STORED ROWS:
-.-.-

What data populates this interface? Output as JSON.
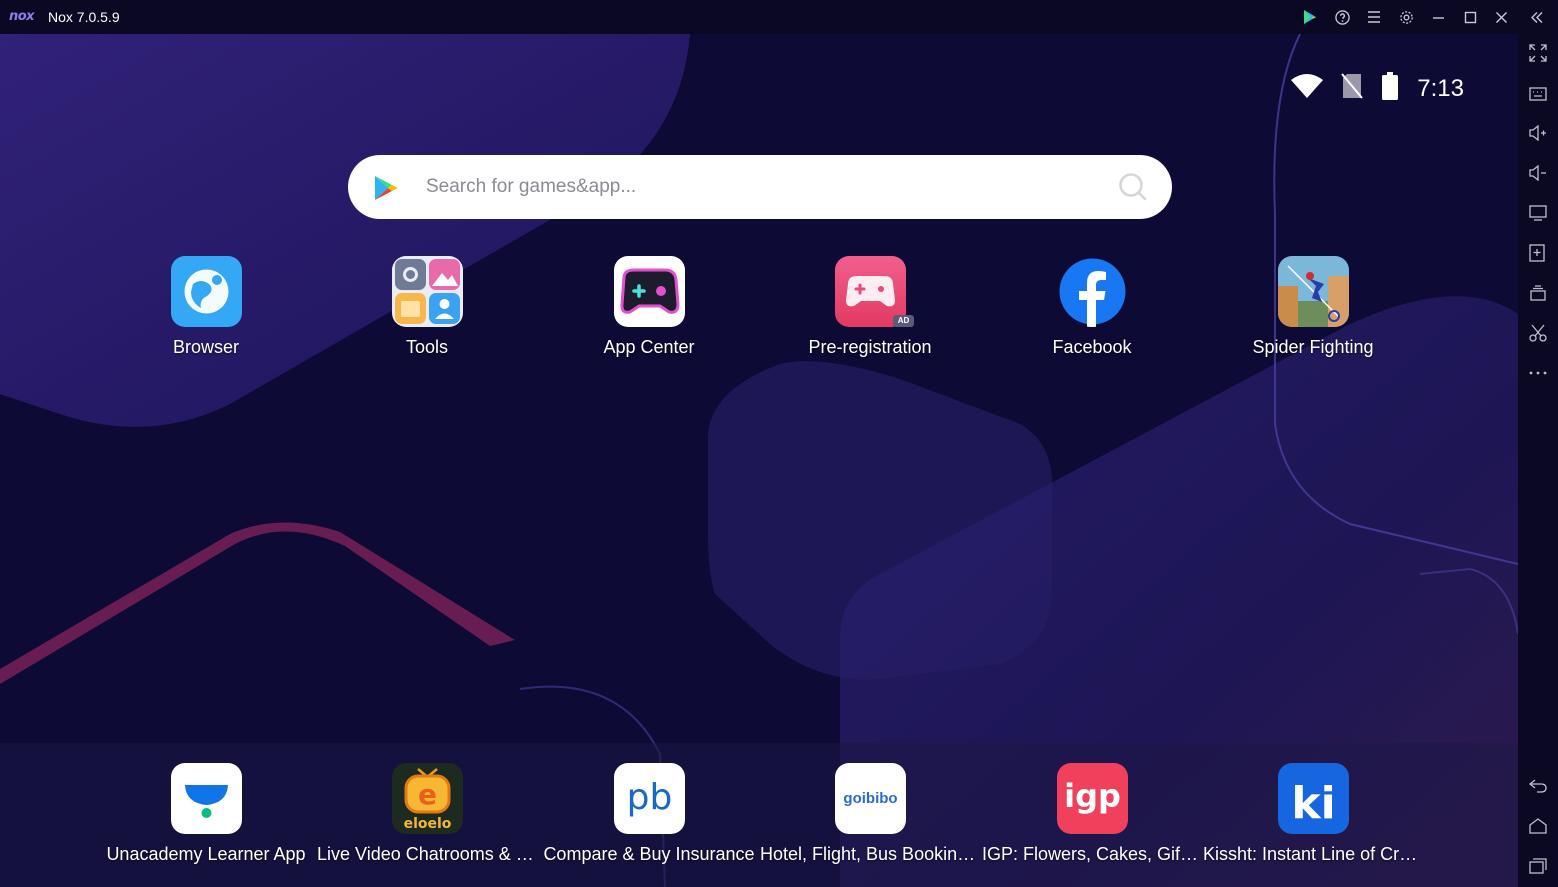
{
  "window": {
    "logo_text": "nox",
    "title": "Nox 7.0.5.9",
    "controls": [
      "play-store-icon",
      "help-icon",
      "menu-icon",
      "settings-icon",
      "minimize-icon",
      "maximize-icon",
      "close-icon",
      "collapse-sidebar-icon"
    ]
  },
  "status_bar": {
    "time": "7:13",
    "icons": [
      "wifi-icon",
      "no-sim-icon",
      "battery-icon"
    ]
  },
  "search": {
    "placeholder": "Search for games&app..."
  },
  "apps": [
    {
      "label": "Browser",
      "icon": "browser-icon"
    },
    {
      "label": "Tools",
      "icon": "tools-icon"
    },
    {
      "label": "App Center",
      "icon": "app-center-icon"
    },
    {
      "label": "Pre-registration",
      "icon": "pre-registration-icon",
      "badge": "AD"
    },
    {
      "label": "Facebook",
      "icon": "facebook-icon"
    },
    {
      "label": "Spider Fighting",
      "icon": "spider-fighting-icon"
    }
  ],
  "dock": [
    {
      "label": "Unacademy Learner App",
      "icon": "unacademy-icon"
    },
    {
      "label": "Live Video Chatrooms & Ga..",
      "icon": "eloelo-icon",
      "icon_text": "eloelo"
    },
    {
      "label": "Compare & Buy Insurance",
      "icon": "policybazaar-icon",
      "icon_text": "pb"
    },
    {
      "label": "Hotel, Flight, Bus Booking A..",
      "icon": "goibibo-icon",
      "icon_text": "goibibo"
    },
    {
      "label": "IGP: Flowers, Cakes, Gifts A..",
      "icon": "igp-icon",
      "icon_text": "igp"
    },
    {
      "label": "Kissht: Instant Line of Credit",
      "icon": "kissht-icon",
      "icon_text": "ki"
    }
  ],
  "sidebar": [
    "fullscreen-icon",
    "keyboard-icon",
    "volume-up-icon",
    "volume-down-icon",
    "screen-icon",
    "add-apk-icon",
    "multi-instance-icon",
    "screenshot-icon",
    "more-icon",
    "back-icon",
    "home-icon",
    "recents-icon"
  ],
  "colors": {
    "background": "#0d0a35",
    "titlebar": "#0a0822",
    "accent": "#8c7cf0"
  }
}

-.-.-

YOUR GOAL: Print out the whole of the material word for word, without pictures.

TASK OUTPUT:
What data populates this interface? Output as JSON.
{
  "window": {
    "logo_text": "nox",
    "title": "Nox 7.0.5.9",
    "controls": [
      "play-store-icon",
      "help-icon",
      "menu-icon",
      "settings-icon",
      "minimize-icon",
      "maximize-icon",
      "close-icon",
      "collapse-sidebar-icon"
    ]
  },
  "status_bar": {
    "time": "7:13",
    "icons": [
      "wifi-icon",
      "no-sim-icon",
      "battery-icon"
    ]
  },
  "search": {
    "placeholder": "Search for games&app..."
  },
  "apps": [
    {
      "label": "Browser",
      "icon": "browser-icon"
    },
    {
      "label": "Tools",
      "icon": "tools-icon"
    },
    {
      "label": "App Center",
      "icon": "app-center-icon"
    },
    {
      "label": "Pre-registration",
      "icon": "pre-registration-icon",
      "badge": "AD"
    },
    {
      "label": "Facebook",
      "icon": "facebook-icon"
    },
    {
      "label": "Spider Fighting",
      "icon": "spider-fighting-icon"
    }
  ],
  "dock": [
    {
      "label": "Unacademy Learner App",
      "icon": "unacademy-icon"
    },
    {
      "label": "Live Video Chatrooms & Ga..",
      "icon": "eloelo-icon",
      "icon_text": "eloelo"
    },
    {
      "label": "Compare & Buy Insurance",
      "icon": "policybazaar-icon",
      "icon_text": "pb"
    },
    {
      "label": "Hotel, Flight, Bus Booking A..",
      "icon": "goibibo-icon",
      "icon_text": "goibibo"
    },
    {
      "label": "IGP: Flowers, Cakes, Gifts A..",
      "icon": "igp-icon",
      "icon_text": "igp"
    },
    {
      "label": "Kissht: Instant Line of Credit",
      "icon": "kissht-icon",
      "icon_text": "ki"
    }
  ],
  "sidebar": [
    "fullscreen-icon",
    "keyboard-icon",
    "volume-up-icon",
    "volume-down-icon",
    "screen-icon",
    "add-apk-icon",
    "multi-instance-icon",
    "screenshot-icon",
    "more-icon",
    "back-icon",
    "home-icon",
    "recents-icon"
  ],
  "colors": {
    "background": "#0d0a35",
    "titlebar": "#0a0822",
    "accent": "#8c7cf0"
  }
}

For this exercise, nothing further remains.